-- begin Data extract --

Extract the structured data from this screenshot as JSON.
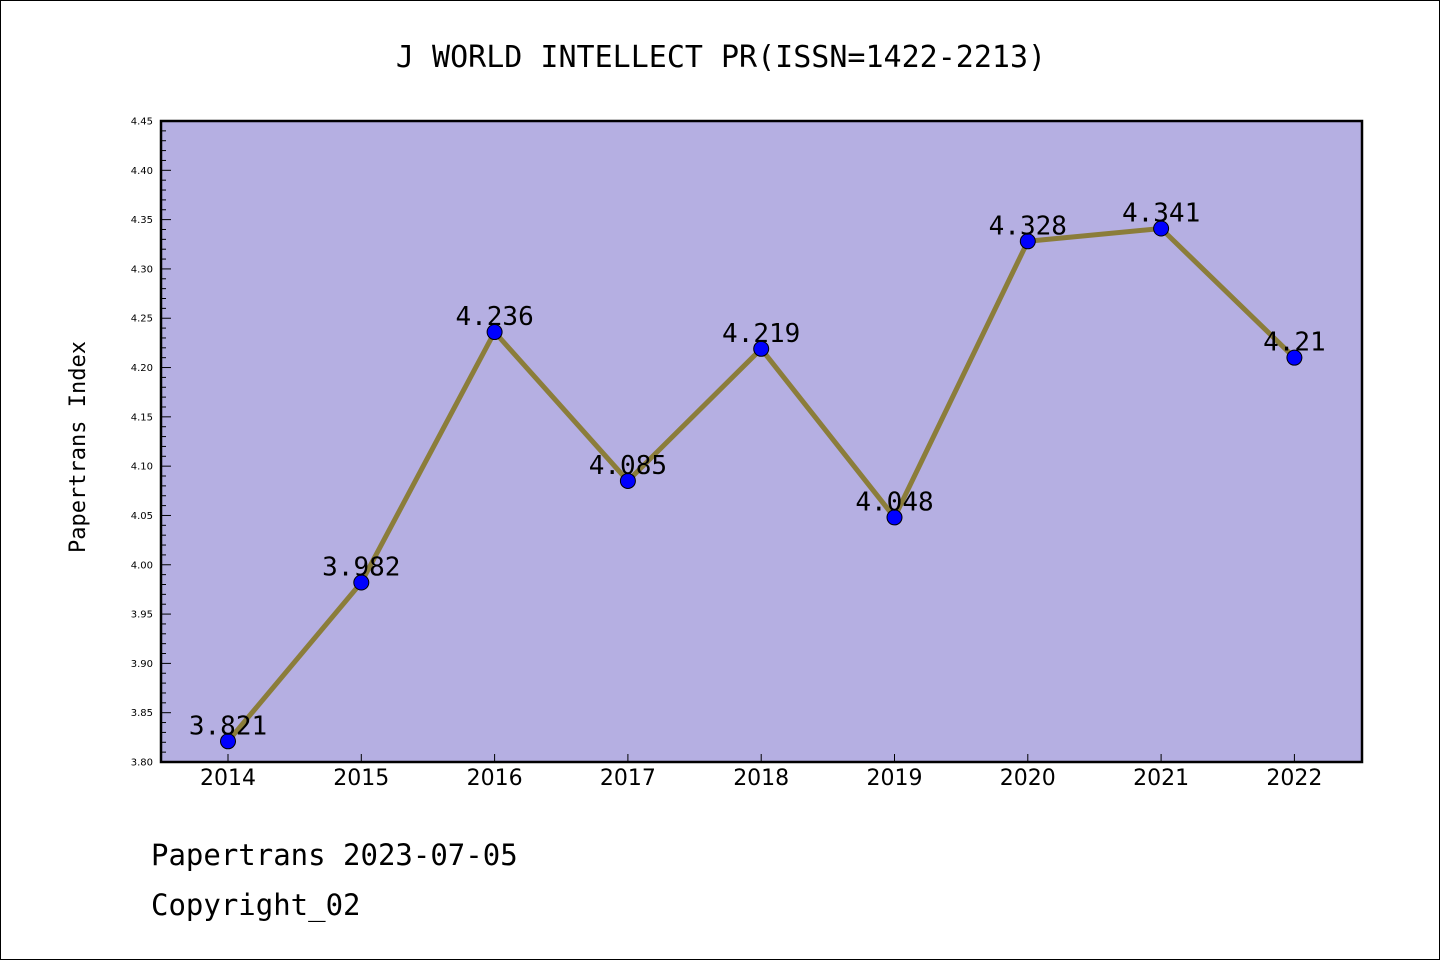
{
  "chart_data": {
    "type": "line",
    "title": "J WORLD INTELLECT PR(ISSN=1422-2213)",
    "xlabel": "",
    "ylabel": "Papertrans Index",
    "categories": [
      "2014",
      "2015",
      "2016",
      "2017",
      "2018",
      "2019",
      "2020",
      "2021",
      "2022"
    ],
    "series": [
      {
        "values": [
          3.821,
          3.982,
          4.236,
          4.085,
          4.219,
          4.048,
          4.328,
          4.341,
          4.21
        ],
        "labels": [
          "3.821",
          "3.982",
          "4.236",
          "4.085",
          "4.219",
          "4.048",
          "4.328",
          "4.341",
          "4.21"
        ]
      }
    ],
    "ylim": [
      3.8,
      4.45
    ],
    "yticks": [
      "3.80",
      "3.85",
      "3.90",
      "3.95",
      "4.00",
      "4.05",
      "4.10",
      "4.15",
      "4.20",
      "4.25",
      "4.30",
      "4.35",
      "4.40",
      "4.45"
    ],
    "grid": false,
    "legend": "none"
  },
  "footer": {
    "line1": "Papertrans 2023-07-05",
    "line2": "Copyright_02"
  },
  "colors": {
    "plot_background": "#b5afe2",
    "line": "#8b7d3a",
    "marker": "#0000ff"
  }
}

-- end Data extract --
-- begin Data extract --

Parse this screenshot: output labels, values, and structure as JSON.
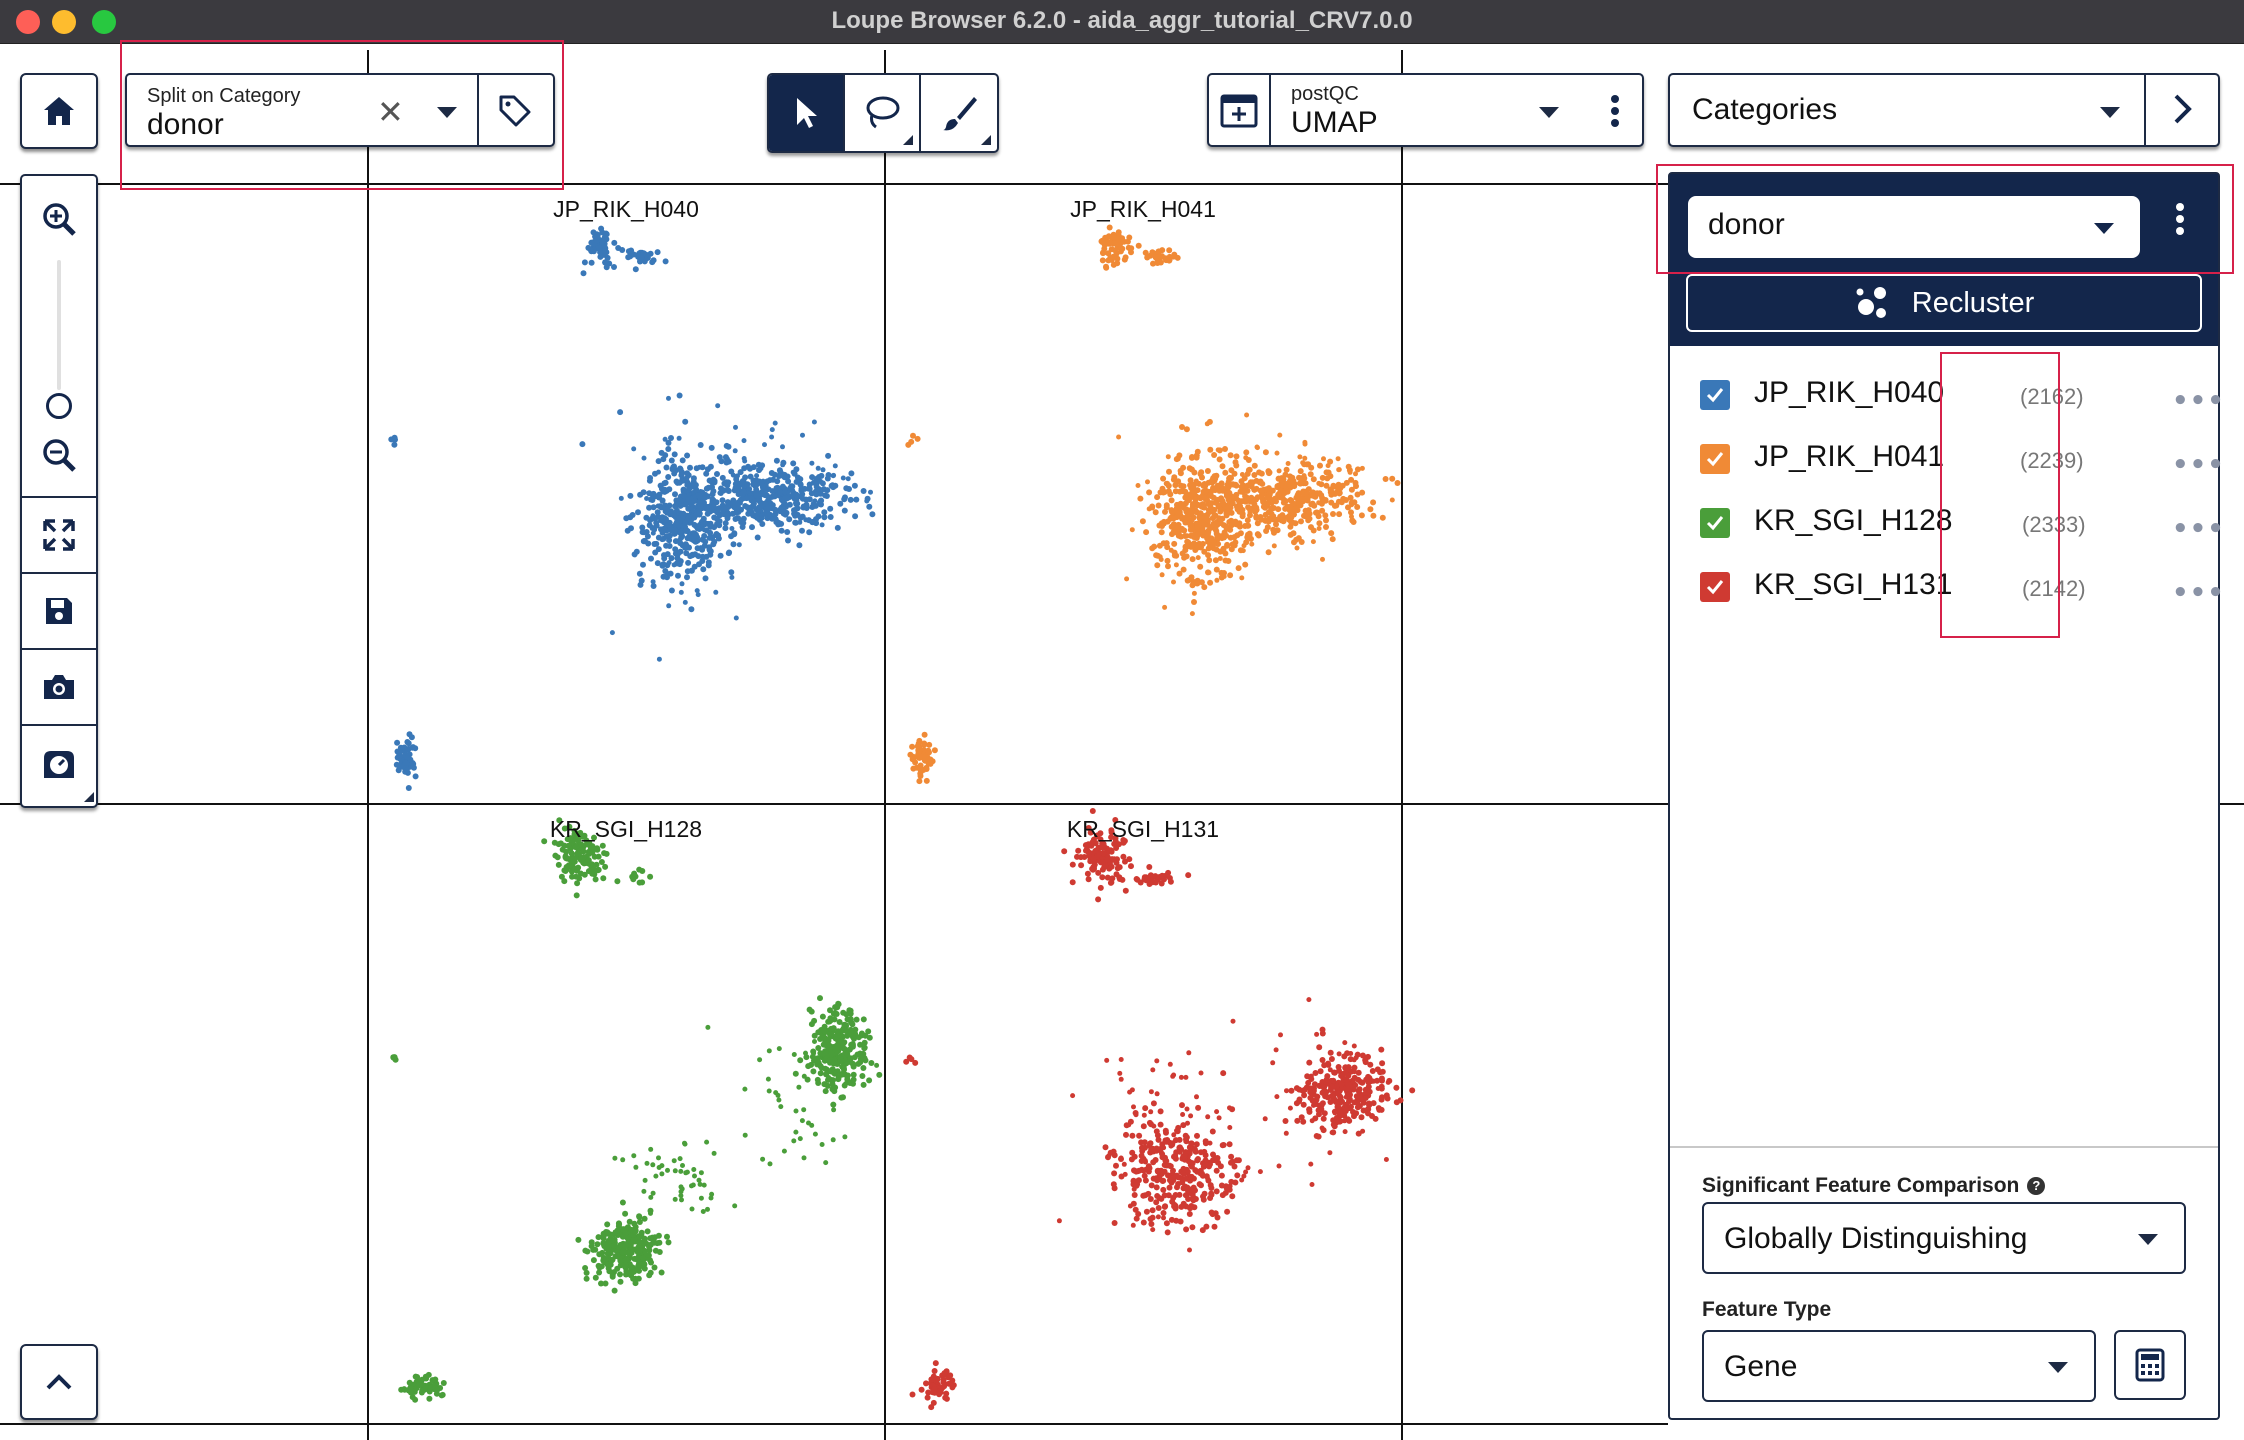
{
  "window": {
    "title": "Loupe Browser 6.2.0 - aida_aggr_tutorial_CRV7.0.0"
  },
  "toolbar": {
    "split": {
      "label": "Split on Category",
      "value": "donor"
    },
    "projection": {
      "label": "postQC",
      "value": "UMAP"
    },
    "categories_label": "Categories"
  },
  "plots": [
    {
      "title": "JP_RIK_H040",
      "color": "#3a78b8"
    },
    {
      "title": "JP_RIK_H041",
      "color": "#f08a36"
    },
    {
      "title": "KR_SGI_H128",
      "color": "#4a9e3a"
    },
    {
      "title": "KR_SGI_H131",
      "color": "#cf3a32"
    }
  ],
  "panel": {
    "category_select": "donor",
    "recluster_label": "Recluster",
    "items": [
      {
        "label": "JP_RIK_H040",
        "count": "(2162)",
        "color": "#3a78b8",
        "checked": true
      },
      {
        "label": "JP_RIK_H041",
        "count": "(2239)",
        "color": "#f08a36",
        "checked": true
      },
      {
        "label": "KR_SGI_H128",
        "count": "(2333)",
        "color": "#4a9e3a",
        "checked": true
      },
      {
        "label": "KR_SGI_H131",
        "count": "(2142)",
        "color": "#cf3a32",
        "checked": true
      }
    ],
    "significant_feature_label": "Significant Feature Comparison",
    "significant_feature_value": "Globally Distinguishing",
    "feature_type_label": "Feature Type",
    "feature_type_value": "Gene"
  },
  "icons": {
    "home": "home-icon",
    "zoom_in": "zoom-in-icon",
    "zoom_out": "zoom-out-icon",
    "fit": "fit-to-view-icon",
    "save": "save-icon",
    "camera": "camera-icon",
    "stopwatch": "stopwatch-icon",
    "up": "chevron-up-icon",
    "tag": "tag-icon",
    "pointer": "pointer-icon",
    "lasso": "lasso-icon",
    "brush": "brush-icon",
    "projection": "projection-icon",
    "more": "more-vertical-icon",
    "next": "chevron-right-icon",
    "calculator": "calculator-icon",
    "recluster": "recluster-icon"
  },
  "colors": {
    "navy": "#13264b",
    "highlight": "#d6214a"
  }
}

-- end Data extract --

#### Exercise description
State how many lines of the records hold the string "screenshot", and nothing else.

#### Correct result
2